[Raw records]
┄┄┄┄┄┄┄┄┄┄┄┄┄┄┄┄┄┄┄┄
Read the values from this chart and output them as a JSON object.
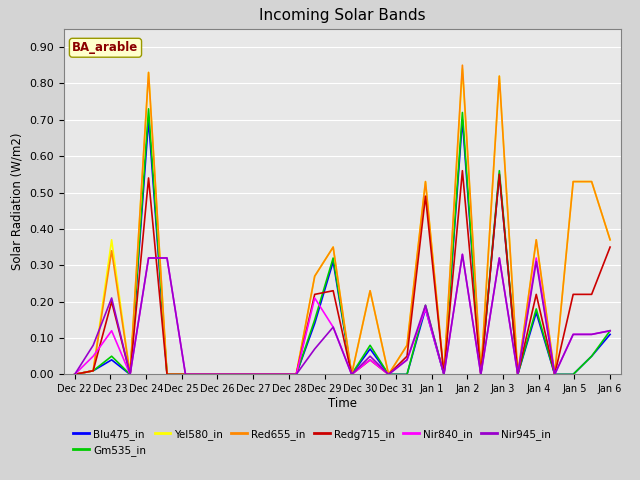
{
  "title": "Incoming Solar Bands",
  "xlabel": "Time",
  "ylabel": "Solar Radiation (W/m2)",
  "annotation": "BA_arable",
  "ylim": [
    0.0,
    0.95
  ],
  "yticks": [
    0.0,
    0.1,
    0.2,
    0.3,
    0.4,
    0.5,
    0.6,
    0.7,
    0.8,
    0.9
  ],
  "fig_width": 6.4,
  "fig_height": 4.8,
  "dpi": 100,
  "background_color": "#d4d4d4",
  "plot_bg_color": "#e8e8e8",
  "series_colors": {
    "Blu475_in": "#0000ff",
    "Gm535_in": "#00cc00",
    "Yel580_in": "#ffff00",
    "Red655_in": "#ff8800",
    "Redg715_in": "#cc0000",
    "Nir840_in": "#ff00ff",
    "Nir945_in": "#9900cc"
  },
  "legend_order": [
    "Blu475_in",
    "Gm535_in",
    "Yel580_in",
    "Red655_in",
    "Redg715_in",
    "Nir840_in",
    "Nir945_in"
  ],
  "x_tick_labels": [
    "Dec 22",
    "Dec 23",
    "Dec 24",
    "Dec 25",
    "Dec 26",
    "Dec 27",
    "Dec 28",
    "Dec 29",
    "Dec 30",
    "Dec 31",
    "Jan 1",
    "Jan 2",
    "Jan 3",
    "Jan 4",
    "Jan 5",
    "Jan 6"
  ],
  "data": {
    "Blu475_in": [
      0.0,
      0.01,
      0.04,
      0.0,
      0.7,
      0.0,
      0.0,
      0.0,
      0.0,
      0.0,
      0.0,
      0.0,
      0.0,
      0.14,
      0.31,
      0.0,
      0.07,
      0.0,
      0.0,
      0.18,
      0.0,
      0.7,
      0.0,
      0.55,
      0.0,
      0.17,
      0.0,
      0.0,
      0.05,
      0.11
    ],
    "Gm535_in": [
      0.0,
      0.01,
      0.05,
      0.0,
      0.73,
      0.0,
      0.0,
      0.0,
      0.0,
      0.0,
      0.0,
      0.0,
      0.0,
      0.15,
      0.32,
      0.0,
      0.08,
      0.0,
      0.0,
      0.19,
      0.0,
      0.72,
      0.0,
      0.56,
      0.0,
      0.18,
      0.0,
      0.0,
      0.05,
      0.12
    ],
    "Yel580_in": [
      0.0,
      0.01,
      0.37,
      0.0,
      0.83,
      0.0,
      0.0,
      0.0,
      0.0,
      0.0,
      0.0,
      0.0,
      0.0,
      0.27,
      0.35,
      0.0,
      0.23,
      0.0,
      0.08,
      0.53,
      0.0,
      0.84,
      0.0,
      0.82,
      0.0,
      0.37,
      0.0,
      0.53,
      0.53,
      0.37
    ],
    "Red655_in": [
      0.0,
      0.01,
      0.34,
      0.0,
      0.83,
      0.0,
      0.0,
      0.0,
      0.0,
      0.0,
      0.0,
      0.0,
      0.0,
      0.27,
      0.35,
      0.0,
      0.23,
      0.0,
      0.08,
      0.53,
      0.0,
      0.85,
      0.0,
      0.82,
      0.0,
      0.37,
      0.0,
      0.53,
      0.53,
      0.37
    ],
    "Redg715_in": [
      0.0,
      0.01,
      0.2,
      0.0,
      0.54,
      0.0,
      0.0,
      0.0,
      0.0,
      0.0,
      0.0,
      0.0,
      0.0,
      0.22,
      0.23,
      0.0,
      0.04,
      0.0,
      0.05,
      0.49,
      0.0,
      0.56,
      0.0,
      0.55,
      0.0,
      0.22,
      0.0,
      0.22,
      0.22,
      0.35
    ],
    "Nir840_in": [
      0.0,
      0.05,
      0.12,
      0.0,
      0.32,
      0.32,
      0.0,
      0.0,
      0.0,
      0.0,
      0.0,
      0.0,
      0.0,
      0.21,
      0.13,
      0.0,
      0.04,
      0.0,
      0.04,
      0.18,
      0.0,
      0.33,
      0.0,
      0.32,
      0.0,
      0.32,
      0.0,
      0.11,
      0.11,
      0.12
    ],
    "Nir945_in": [
      0.0,
      0.08,
      0.21,
      0.0,
      0.32,
      0.32,
      0.0,
      0.0,
      0.0,
      0.0,
      0.0,
      0.0,
      0.0,
      0.07,
      0.13,
      0.0,
      0.05,
      0.0,
      0.04,
      0.19,
      0.0,
      0.33,
      0.0,
      0.32,
      0.0,
      0.31,
      0.0,
      0.11,
      0.11,
      0.12
    ]
  },
  "n_points": 30,
  "n_days": 16
}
┄┄┄┄┄┄┄┄┄┄┄┄┄┄┄┄┄┄┄┄
Set down all the data again exactly as above, pictures excluded.

### Problem solution
Read the values from this chart and output them as a JSON object.
{
  "title": "Incoming Solar Bands",
  "xlabel": "Time",
  "ylabel": "Solar Radiation (W/m2)",
  "annotation": "BA_arable",
  "ylim": [
    0.0,
    0.95
  ],
  "yticks": [
    0.0,
    0.1,
    0.2,
    0.3,
    0.4,
    0.5,
    0.6,
    0.7,
    0.8,
    0.9
  ],
  "fig_width": 6.4,
  "fig_height": 4.8,
  "dpi": 100,
  "background_color": "#d4d4d4",
  "plot_bg_color": "#e8e8e8",
  "series_colors": {
    "Blu475_in": "#0000ff",
    "Gm535_in": "#00cc00",
    "Yel580_in": "#ffff00",
    "Red655_in": "#ff8800",
    "Redg715_in": "#cc0000",
    "Nir840_in": "#ff00ff",
    "Nir945_in": "#9900cc"
  },
  "legend_order": [
    "Blu475_in",
    "Gm535_in",
    "Yel580_in",
    "Red655_in",
    "Redg715_in",
    "Nir840_in",
    "Nir945_in"
  ],
  "x_tick_labels": [
    "Dec 22",
    "Dec 23",
    "Dec 24",
    "Dec 25",
    "Dec 26",
    "Dec 27",
    "Dec 28",
    "Dec 29",
    "Dec 30",
    "Dec 31",
    "Jan 1",
    "Jan 2",
    "Jan 3",
    "Jan 4",
    "Jan 5",
    "Jan 6"
  ],
  "data": {
    "Blu475_in": [
      0.0,
      0.01,
      0.04,
      0.0,
      0.7,
      0.0,
      0.0,
      0.0,
      0.0,
      0.0,
      0.0,
      0.0,
      0.0,
      0.14,
      0.31,
      0.0,
      0.07,
      0.0,
      0.0,
      0.18,
      0.0,
      0.7,
      0.0,
      0.55,
      0.0,
      0.17,
      0.0,
      0.0,
      0.05,
      0.11
    ],
    "Gm535_in": [
      0.0,
      0.01,
      0.05,
      0.0,
      0.73,
      0.0,
      0.0,
      0.0,
      0.0,
      0.0,
      0.0,
      0.0,
      0.0,
      0.15,
      0.32,
      0.0,
      0.08,
      0.0,
      0.0,
      0.19,
      0.0,
      0.72,
      0.0,
      0.56,
      0.0,
      0.18,
      0.0,
      0.0,
      0.05,
      0.12
    ],
    "Yel580_in": [
      0.0,
      0.01,
      0.37,
      0.0,
      0.83,
      0.0,
      0.0,
      0.0,
      0.0,
      0.0,
      0.0,
      0.0,
      0.0,
      0.27,
      0.35,
      0.0,
      0.23,
      0.0,
      0.08,
      0.53,
      0.0,
      0.84,
      0.0,
      0.82,
      0.0,
      0.37,
      0.0,
      0.53,
      0.53,
      0.37
    ],
    "Red655_in": [
      0.0,
      0.01,
      0.34,
      0.0,
      0.83,
      0.0,
      0.0,
      0.0,
      0.0,
      0.0,
      0.0,
      0.0,
      0.0,
      0.27,
      0.35,
      0.0,
      0.23,
      0.0,
      0.08,
      0.53,
      0.0,
      0.85,
      0.0,
      0.82,
      0.0,
      0.37,
      0.0,
      0.53,
      0.53,
      0.37
    ],
    "Redg715_in": [
      0.0,
      0.01,
      0.2,
      0.0,
      0.54,
      0.0,
      0.0,
      0.0,
      0.0,
      0.0,
      0.0,
      0.0,
      0.0,
      0.22,
      0.23,
      0.0,
      0.04,
      0.0,
      0.05,
      0.49,
      0.0,
      0.56,
      0.0,
      0.55,
      0.0,
      0.22,
      0.0,
      0.22,
      0.22,
      0.35
    ],
    "Nir840_in": [
      0.0,
      0.05,
      0.12,
      0.0,
      0.32,
      0.32,
      0.0,
      0.0,
      0.0,
      0.0,
      0.0,
      0.0,
      0.0,
      0.21,
      0.13,
      0.0,
      0.04,
      0.0,
      0.04,
      0.18,
      0.0,
      0.33,
      0.0,
      0.32,
      0.0,
      0.32,
      0.0,
      0.11,
      0.11,
      0.12
    ],
    "Nir945_in": [
      0.0,
      0.08,
      0.21,
      0.0,
      0.32,
      0.32,
      0.0,
      0.0,
      0.0,
      0.0,
      0.0,
      0.0,
      0.0,
      0.07,
      0.13,
      0.0,
      0.05,
      0.0,
      0.04,
      0.19,
      0.0,
      0.33,
      0.0,
      0.32,
      0.0,
      0.31,
      0.0,
      0.11,
      0.11,
      0.12
    ]
  },
  "n_points": 30,
  "n_days": 16
}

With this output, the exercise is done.